Repeat the listing in full. Nothing may be added or left out.
----
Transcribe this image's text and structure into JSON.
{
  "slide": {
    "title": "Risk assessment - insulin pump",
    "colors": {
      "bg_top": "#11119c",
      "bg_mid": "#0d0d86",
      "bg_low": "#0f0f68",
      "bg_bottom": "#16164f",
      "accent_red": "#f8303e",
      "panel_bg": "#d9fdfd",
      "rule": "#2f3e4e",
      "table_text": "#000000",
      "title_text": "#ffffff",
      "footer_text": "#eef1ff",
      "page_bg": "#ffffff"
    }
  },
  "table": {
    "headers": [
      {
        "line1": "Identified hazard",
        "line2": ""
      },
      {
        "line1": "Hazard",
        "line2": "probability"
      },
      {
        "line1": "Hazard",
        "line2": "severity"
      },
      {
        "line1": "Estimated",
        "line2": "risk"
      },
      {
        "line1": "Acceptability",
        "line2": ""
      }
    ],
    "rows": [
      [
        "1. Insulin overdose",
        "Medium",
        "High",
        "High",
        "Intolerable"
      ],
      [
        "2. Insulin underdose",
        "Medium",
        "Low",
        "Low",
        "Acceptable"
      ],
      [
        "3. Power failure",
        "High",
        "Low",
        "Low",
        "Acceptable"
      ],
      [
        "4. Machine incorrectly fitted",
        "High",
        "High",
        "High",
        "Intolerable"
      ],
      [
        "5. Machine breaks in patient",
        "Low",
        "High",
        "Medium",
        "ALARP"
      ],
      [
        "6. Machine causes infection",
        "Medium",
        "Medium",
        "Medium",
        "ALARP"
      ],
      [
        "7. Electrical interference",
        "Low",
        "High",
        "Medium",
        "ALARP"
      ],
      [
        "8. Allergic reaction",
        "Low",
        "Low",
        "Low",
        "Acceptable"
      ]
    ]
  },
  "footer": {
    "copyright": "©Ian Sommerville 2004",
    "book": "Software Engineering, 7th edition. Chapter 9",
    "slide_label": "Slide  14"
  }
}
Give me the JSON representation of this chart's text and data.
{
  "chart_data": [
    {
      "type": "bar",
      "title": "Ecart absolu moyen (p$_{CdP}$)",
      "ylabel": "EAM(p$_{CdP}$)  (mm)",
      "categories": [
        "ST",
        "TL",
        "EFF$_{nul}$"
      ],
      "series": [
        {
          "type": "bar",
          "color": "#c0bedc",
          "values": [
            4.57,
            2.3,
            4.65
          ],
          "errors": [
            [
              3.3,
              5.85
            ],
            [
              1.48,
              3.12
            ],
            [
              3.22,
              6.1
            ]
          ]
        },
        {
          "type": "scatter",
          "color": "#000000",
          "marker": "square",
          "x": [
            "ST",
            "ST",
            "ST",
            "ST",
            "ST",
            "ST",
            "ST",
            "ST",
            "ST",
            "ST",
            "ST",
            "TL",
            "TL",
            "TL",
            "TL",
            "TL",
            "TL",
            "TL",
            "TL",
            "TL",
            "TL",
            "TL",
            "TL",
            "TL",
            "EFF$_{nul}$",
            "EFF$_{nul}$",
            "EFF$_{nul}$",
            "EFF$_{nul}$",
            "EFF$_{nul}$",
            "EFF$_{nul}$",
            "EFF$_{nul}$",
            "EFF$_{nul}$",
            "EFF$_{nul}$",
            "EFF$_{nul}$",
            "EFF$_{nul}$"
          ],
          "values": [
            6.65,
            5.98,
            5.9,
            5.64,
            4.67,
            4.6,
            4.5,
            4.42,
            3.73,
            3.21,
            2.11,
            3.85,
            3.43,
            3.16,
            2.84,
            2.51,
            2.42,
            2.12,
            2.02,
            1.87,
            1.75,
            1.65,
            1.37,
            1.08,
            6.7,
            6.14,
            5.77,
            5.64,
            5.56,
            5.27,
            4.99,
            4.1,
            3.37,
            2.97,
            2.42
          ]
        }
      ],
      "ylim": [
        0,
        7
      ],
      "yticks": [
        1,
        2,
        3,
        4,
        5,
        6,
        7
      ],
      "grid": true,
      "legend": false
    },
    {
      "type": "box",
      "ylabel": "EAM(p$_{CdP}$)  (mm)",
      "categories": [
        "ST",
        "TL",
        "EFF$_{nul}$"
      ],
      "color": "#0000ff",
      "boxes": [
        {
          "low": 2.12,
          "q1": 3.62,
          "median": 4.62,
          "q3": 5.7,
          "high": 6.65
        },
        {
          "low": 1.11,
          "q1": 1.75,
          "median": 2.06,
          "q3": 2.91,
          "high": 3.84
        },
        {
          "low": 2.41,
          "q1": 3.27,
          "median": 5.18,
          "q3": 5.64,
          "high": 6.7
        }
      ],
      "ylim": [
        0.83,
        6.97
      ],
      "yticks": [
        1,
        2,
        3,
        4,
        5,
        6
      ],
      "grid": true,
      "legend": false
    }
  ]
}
----
- _Complete response_
Transcribe this image's text and structure into JSON.
{
  "slide": {
    "title": "Risk assessment - insulin pump",
    "colors": {
      "bg_top": "#11119c",
      "bg_mid": "#0d0d86",
      "bg_low": "#0f0f68",
      "bg_bottom": "#16164f",
      "accent_red": "#f8303e",
      "panel_bg": "#d9fdfd",
      "rule": "#2f3e4e",
      "table_text": "#000000",
      "title_text": "#ffffff",
      "footer_text": "#eef1ff",
      "page_bg": "#ffffff"
    }
  },
  "table": {
    "headers": [
      {
        "line1": "Identified hazard",
        "line2": ""
      },
      {
        "line1": "Hazard",
        "line2": "probability"
      },
      {
        "line1": "Hazard",
        "line2": "severity"
      },
      {
        "line1": "Estimated",
        "line2": "risk"
      },
      {
        "line1": "Acceptability",
        "line2": ""
      }
    ],
    "rows": [
      [
        "1. Insulin overdose",
        "Medium",
        "High",
        "High",
        "Intolerable"
      ],
      [
        "2. Insulin underdose",
        "Medium",
        "Low",
        "Low",
        "Acceptable"
      ],
      [
        "3. Power failure",
        "High",
        "Low",
        "Low",
        "Acceptable"
      ],
      [
        "4. Machine incorrectly fitted",
        "High",
        "High",
        "High",
        "Intolerable"
      ],
      [
        "5. Machine breaks in patient",
        "Low",
        "High",
        "Medium",
        "ALARP"
      ],
      [
        "6. Machine causes infection",
        "Medium",
        "Medium",
        "Medium",
        "ALARP"
      ],
      [
        "7. Electrical interference",
        "Low",
        "High",
        "Medium",
        "ALARP"
      ],
      [
        "8. Allergic reaction",
        "Low",
        "Low",
        "Low",
        "Acceptable"
      ]
    ]
  },
  "footer": {
    "copyright": "©Ian Sommerville 2004",
    "book": "Software Engineering, 7th edition. Chapter 9",
    "slide_label": "Slide  14"
  }
}
Give me the JSON representation of this chart's text and data.
{
  "chart_data": [
    {
      "type": "bar",
      "title": "Ecart absolu moyen (p$_{CdP}$)",
      "ylabel": "EAM(p$_{CdP}$)  (mm)",
      "categories": [
        "ST",
        "TL",
        "EFF$_{nul}$"
      ],
      "series": [
        {
          "type": "bar",
          "color": "#c0bedc",
          "values": [
            4.57,
            2.3,
            4.65
          ],
          "errors": [
            [
              3.3,
              5.85
            ],
            [
              1.48,
              3.12
            ],
            [
              3.22,
              6.1
            ]
          ]
        },
        {
          "type": "scatter",
          "color": "#000000",
          "marker": "square",
          "x": [
            "ST",
            "ST",
            "ST",
            "ST",
            "ST",
            "ST",
            "ST",
            "ST",
            "ST",
            "ST",
            "ST",
            "TL",
            "TL",
            "TL",
            "TL",
            "TL",
            "TL",
            "TL",
            "TL",
            "TL",
            "TL",
            "TL",
            "TL",
            "TL",
            "EFF$_{nul}$",
            "EFF$_{nul}$",
            "EFF$_{nul}$",
            "EFF$_{nul}$",
            "EFF$_{nul}$",
            "EFF$_{nul}$",
            "EFF$_{nul}$",
            "EFF$_{nul}$",
            "EFF$_{nul}$",
            "EFF$_{nul}$",
            "EFF$_{nul}$"
          ],
          "values": [
            6.65,
            5.98,
            5.9,
            5.64,
            4.67,
            4.6,
            4.5,
            4.42,
            3.73,
            3.21,
            2.11,
            3.85,
            3.43,
            3.16,
            2.84,
            2.51,
            2.42,
            2.12,
            2.02,
            1.87,
            1.75,
            1.65,
            1.37,
            1.08,
            6.7,
            6.14,
            5.77,
            5.64,
            5.56,
            5.27,
            4.99,
            4.1,
            3.37,
            2.97,
            2.42
          ]
        }
      ],
      "ylim": [
        0,
        7
      ],
      "yticks": [
        1,
        2,
        3,
        4,
        5,
        6,
        7
      ],
      "grid": true,
      "legend": false
    },
    {
      "type": "box",
      "ylabel": "EAM(p$_{CdP}$)  (mm)",
      "categories": [
        "ST",
        "TL",
        "EFF$_{nul}$"
      ],
      "color": "#0000ff",
      "boxes": [
        {
          "low": 2.12,
          "q1": 3.62,
          "median": 4.62,
          "q3": 5.7,
          "high": 6.65
        },
        {
          "low": 1.11,
          "q1": 1.75,
          "median": 2.06,
          "q3": 2.91,
          "high": 3.84
        },
        {
          "low": 2.41,
          "q1": 3.27,
          "median": 5.18,
          "q3": 5.64,
          "high": 6.7
        }
      ],
      "ylim": [
        0.83,
        6.97
      ],
      "yticks": [
        1,
        2,
        3,
        4,
        5,
        6
      ],
      "grid": true,
      "legend": false
    }
  ]
}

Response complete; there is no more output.